◆ **Data in this exercise**
·····
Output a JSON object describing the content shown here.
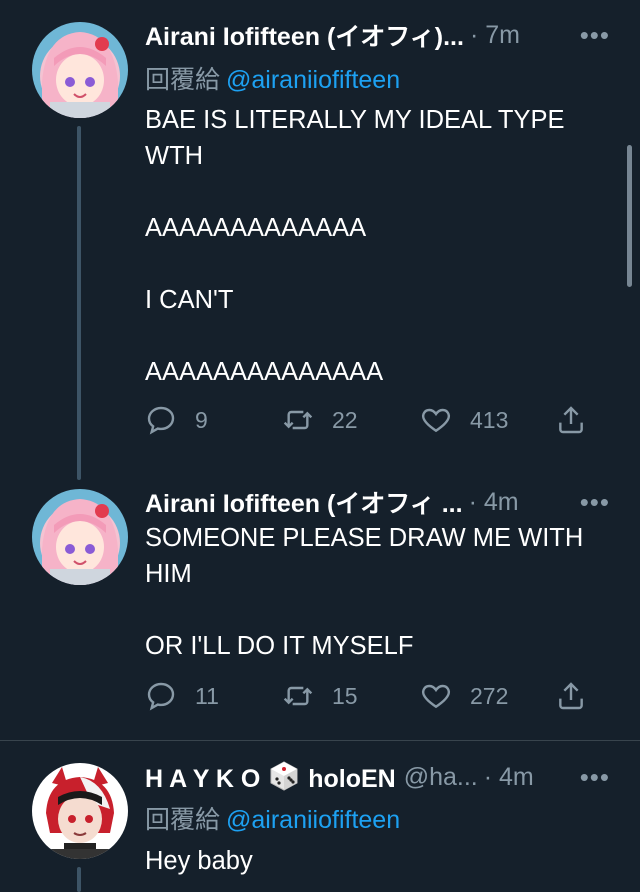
{
  "tweets": [
    {
      "author": "Airani Iofifteen (イオフィ)...",
      "handle": "",
      "time": "· 7m",
      "reply_prefix": "回覆給",
      "reply_to": "@airaniiofifteen",
      "text": "BAE IS LITERALLY MY IDEAL TYPE WTH\n\nAAAAAAAAAAAAA\n\nI CAN'T\n\nAAAAAAAAAAAAAA",
      "replies": "9",
      "retweets": "22",
      "likes": "413"
    },
    {
      "author": "Airani Iofifteen (イオフィ ...",
      "handle": "",
      "time": "· 4m",
      "text": "SOMEONE PLEASE DRAW ME WITH HIM\n\nOR I'LL DO IT MYSELF",
      "replies": "11",
      "retweets": "15",
      "likes": "272"
    },
    {
      "author_prefix": "H A Y K O",
      "author_suffix": "holoEN",
      "handle": "@ha...",
      "time": "· 4m",
      "reply_prefix": "回覆給",
      "reply_to": "@airaniiofifteen",
      "text": "Hey baby"
    }
  ],
  "icons": {
    "more": "more-options-icon",
    "reply": "reply-icon",
    "retweet": "retweet-icon",
    "like": "heart-icon",
    "share": "share-icon",
    "dice": "dice-emoji-icon"
  },
  "colors": {
    "background": "#15202b",
    "secondary_text": "#8899a6",
    "link": "#1da1f2",
    "divider": "#38444d"
  }
}
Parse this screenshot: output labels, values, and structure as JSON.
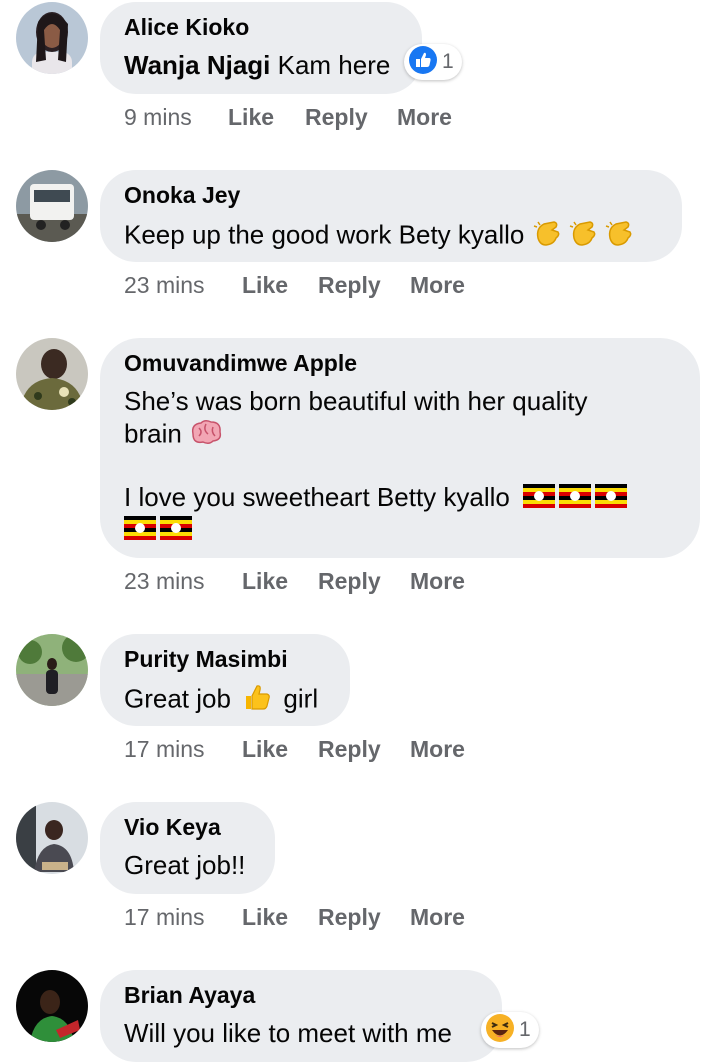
{
  "comments": [
    {
      "author": "Alice Kioko",
      "mention": "Wanja Njagi",
      "text": "Kam here",
      "time": "9 mins",
      "reaction_count": "1",
      "reaction_icon": "like-icon"
    },
    {
      "author": "Onoka Jey",
      "text": "Keep up the good work Bety kyallo",
      "emojis": [
        "clapping-hands-icon",
        "clapping-hands-icon",
        "clapping-hands-icon"
      ],
      "time": "23 mins"
    },
    {
      "author": "Omuvandimwe Apple",
      "text_line1": "She’s was born beautiful with her quality",
      "text_line2": "brain",
      "text_line3": "I love you sweetheart Betty kyallo",
      "emojis": [
        "brain-icon",
        "uganda-flag-icon"
      ],
      "time": "23 mins"
    },
    {
      "author": "Purity Masimbi",
      "text_before": "Great job",
      "text_after": "girl",
      "emojis": [
        "thumbs-up-icon"
      ],
      "time": "17 mins"
    },
    {
      "author": "Vio Keya",
      "text": "Great job!!",
      "time": "17 mins"
    },
    {
      "author": "Brian Ayaya",
      "text": "Will you like to meet with me",
      "reaction_count": "1",
      "reaction_icon": "laughing-face-icon"
    }
  ],
  "actions": {
    "like": "Like",
    "reply": "Reply",
    "more": "More"
  },
  "colors": {
    "bubble": "#ebedf0",
    "meta_text": "#65676b",
    "like_blue": "#1877f2"
  }
}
·····
◆ **What the exercise asks**
The data above should be repeated exactly, minus any pictures.

◆ **The output**
Output a JSON object describing the content shown here.
{
  "tweets": [
    {
      "author": "Airani Iofifteen (イオフィ)...",
      "handle": "",
      "time": "· 7m",
      "reply_prefix": "回覆給",
      "reply_to": "@airaniiofifteen",
      "text": "BAE IS LITERALLY MY IDEAL TYPE WTH\n\nAAAAAAAAAAAAA\n\nI CAN'T\n\nAAAAAAAAAAAAAA",
      "replies": "9",
      "retweets": "22",
      "likes": "413"
    },
    {
      "author": "Airani Iofifteen (イオフィ ...",
      "handle": "",
      "time": "· 4m",
      "text": "SOMEONE PLEASE DRAW ME WITH HIM\n\nOR I'LL DO IT MYSELF",
      "replies": "11",
      "retweets": "15",
      "likes": "272"
    },
    {
      "author_prefix": "H A Y K O",
      "author_suffix": "holoEN",
      "handle": "@ha...",
      "time": "· 4m",
      "reply_prefix": "回覆給",
      "reply_to": "@airaniiofifteen",
      "text": "Hey baby"
    }
  ],
  "icons": {
    "more": "more-options-icon",
    "reply": "reply-icon",
    "retweet": "retweet-icon",
    "like": "heart-icon",
    "share": "share-icon",
    "dice": "dice-emoji-icon"
  },
  "colors": {
    "background": "#15202b",
    "secondary_text": "#8899a6",
    "link": "#1da1f2",
    "divider": "#38444d"
  }
}
Parse this screenshot: output labels, values, and structure as JSON.
{
  "comments": [
    {
      "author": "Alice Kioko",
      "mention": "Wanja Njagi",
      "text": "Kam here",
      "time": "9 mins",
      "reaction_count": "1",
      "reaction_icon": "like-icon"
    },
    {
      "author": "Onoka Jey",
      "text": "Keep up the good work Bety kyallo",
      "emojis": [
        "clapping-hands-icon",
        "clapping-hands-icon",
        "clapping-hands-icon"
      ],
      "time": "23 mins"
    },
    {
      "author": "Omuvandimwe Apple",
      "text_line1": "She’s was born beautiful with her quality",
      "text_line2": "brain",
      "text_line3": "I love you sweetheart Betty kyallo",
      "emojis": [
        "brain-icon",
        "uganda-flag-icon"
      ],
      "time": "23 mins"
    },
    {
      "author": "Purity Masimbi",
      "text_before": "Great job",
      "text_after": "girl",
      "emojis": [
        "thumbs-up-icon"
      ],
      "time": "17 mins"
    },
    {
      "author": "Vio Keya",
      "text": "Great job!!",
      "time": "17 mins"
    },
    {
      "author": "Brian Ayaya",
      "text": "Will you like to meet with me",
      "reaction_count": "1",
      "reaction_icon": "laughing-face-icon"
    }
  ],
  "actions": {
    "like": "Like",
    "reply": "Reply",
    "more": "More"
  },
  "colors": {
    "bubble": "#ebedf0",
    "meta_text": "#65676b",
    "like_blue": "#1877f2"
  }
}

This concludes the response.